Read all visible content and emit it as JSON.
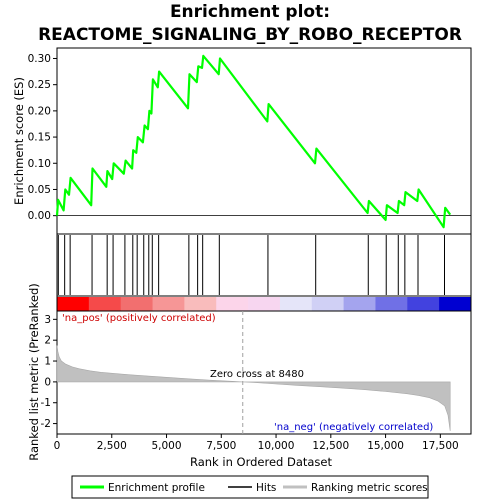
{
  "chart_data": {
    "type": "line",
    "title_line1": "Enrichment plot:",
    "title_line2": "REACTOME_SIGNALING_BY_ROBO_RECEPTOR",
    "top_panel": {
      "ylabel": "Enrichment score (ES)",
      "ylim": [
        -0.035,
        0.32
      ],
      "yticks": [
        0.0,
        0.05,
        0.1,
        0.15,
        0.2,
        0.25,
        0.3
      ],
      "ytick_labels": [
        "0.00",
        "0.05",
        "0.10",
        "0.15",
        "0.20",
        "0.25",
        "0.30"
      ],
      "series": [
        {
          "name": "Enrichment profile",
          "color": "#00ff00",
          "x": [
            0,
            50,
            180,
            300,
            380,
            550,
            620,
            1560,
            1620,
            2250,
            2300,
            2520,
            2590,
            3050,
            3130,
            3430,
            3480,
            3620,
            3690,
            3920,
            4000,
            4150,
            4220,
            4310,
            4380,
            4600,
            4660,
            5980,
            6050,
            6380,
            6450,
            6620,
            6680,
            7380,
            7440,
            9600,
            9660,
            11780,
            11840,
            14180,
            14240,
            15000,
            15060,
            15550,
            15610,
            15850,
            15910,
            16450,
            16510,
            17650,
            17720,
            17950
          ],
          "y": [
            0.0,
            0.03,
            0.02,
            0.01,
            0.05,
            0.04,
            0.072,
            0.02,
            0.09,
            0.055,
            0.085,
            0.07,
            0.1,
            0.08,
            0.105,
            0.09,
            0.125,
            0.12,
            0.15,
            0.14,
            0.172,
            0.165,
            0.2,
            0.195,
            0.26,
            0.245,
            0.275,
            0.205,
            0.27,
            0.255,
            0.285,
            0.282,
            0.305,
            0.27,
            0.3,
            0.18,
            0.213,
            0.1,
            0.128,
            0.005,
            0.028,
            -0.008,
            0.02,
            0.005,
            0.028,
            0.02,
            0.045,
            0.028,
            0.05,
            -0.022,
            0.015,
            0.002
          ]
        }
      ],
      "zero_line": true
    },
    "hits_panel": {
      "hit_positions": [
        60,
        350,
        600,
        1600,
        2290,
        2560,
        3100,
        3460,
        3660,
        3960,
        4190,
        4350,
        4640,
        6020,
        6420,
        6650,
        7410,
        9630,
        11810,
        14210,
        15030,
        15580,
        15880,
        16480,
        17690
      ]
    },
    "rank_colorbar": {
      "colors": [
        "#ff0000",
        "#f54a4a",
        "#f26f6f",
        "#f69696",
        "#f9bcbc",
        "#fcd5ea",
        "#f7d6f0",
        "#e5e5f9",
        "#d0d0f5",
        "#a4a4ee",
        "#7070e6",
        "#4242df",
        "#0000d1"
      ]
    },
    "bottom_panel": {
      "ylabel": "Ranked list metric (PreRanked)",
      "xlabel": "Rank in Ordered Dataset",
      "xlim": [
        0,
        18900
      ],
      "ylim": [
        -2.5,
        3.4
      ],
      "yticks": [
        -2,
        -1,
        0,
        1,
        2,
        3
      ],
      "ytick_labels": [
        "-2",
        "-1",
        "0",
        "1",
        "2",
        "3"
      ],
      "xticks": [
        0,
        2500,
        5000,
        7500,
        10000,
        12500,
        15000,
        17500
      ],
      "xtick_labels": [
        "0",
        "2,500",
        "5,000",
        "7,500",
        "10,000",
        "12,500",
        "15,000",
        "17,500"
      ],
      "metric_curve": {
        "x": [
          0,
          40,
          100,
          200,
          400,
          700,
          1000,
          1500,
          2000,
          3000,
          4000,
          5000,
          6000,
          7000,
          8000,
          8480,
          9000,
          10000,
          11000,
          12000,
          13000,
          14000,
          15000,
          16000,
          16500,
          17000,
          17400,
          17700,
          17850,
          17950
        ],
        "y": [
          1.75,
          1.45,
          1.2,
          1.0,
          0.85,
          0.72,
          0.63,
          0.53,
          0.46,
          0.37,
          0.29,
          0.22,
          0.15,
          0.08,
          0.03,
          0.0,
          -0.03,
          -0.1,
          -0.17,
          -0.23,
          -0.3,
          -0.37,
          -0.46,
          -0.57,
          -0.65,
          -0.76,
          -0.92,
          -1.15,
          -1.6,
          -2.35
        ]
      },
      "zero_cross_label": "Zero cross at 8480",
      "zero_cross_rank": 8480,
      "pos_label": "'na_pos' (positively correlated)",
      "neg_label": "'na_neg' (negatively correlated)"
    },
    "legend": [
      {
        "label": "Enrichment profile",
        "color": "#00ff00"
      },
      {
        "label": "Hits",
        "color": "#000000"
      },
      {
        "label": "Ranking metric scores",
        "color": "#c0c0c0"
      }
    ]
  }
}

...

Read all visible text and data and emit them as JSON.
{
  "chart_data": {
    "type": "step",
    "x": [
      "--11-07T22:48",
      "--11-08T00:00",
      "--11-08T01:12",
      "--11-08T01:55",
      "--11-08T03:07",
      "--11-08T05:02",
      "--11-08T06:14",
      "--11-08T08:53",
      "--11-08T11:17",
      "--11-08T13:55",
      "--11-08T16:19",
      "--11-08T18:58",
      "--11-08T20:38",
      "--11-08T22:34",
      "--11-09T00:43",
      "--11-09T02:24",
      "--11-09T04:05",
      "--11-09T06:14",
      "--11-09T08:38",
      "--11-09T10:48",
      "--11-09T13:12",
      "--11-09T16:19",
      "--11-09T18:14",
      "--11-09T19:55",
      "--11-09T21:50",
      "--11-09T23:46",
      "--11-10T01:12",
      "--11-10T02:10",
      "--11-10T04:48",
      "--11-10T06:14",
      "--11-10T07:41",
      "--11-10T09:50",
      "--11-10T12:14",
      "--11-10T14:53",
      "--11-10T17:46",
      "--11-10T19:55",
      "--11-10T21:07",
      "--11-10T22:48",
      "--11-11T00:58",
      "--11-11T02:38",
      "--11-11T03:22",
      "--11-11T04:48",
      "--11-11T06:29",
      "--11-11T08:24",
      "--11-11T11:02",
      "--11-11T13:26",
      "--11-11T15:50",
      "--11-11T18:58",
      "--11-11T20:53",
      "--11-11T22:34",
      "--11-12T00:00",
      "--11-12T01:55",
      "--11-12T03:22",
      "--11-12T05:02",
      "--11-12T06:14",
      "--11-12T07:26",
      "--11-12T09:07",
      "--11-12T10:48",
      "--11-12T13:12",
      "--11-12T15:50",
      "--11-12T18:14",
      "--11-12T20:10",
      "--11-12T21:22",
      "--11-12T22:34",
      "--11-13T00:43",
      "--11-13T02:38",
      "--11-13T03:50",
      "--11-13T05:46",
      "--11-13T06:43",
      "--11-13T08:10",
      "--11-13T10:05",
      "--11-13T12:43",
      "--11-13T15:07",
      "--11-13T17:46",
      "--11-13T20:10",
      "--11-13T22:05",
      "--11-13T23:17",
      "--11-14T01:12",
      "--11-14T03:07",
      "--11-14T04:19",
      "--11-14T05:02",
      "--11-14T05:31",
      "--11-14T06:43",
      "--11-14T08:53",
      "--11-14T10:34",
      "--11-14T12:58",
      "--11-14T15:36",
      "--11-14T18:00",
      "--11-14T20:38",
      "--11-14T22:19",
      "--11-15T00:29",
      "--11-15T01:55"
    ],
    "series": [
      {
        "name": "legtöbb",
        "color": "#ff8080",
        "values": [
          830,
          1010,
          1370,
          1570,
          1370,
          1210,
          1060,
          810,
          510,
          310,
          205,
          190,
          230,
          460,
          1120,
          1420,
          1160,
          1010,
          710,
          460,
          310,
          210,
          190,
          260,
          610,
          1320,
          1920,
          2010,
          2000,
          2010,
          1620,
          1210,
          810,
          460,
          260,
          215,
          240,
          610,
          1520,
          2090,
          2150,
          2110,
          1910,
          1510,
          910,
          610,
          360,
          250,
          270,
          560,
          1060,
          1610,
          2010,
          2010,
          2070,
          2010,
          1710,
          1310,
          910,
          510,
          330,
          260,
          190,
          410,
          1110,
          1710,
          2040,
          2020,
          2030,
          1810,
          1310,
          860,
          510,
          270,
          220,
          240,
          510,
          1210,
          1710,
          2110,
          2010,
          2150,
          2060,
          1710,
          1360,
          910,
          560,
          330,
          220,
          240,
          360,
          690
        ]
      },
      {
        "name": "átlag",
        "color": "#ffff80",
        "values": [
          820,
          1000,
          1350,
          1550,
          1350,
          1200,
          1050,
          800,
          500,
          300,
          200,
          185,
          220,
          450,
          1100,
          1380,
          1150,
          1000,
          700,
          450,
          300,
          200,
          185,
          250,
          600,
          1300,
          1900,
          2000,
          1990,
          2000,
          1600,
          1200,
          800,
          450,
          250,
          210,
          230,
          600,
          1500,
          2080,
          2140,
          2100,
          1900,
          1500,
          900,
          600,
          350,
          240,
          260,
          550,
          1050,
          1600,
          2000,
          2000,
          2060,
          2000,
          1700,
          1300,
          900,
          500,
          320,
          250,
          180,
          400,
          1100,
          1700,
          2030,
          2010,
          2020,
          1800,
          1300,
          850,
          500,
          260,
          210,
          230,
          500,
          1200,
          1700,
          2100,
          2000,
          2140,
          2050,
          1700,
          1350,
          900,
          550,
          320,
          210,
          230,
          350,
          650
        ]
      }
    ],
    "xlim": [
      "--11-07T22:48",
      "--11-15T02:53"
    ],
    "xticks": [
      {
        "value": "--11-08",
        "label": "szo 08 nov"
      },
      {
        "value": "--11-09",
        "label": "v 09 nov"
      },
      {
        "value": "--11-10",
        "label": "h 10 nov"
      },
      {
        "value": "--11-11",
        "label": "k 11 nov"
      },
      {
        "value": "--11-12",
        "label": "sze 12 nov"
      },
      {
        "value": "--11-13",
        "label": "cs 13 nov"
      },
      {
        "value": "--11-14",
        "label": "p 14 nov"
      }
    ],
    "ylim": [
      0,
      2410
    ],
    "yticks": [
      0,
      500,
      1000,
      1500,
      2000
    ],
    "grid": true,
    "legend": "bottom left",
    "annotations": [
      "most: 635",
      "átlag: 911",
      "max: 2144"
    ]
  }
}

◆ **Problem to work on**: Within the listing, how many lines hold the word "profile"? Only the number is to be given.

◆ **Final result**: 2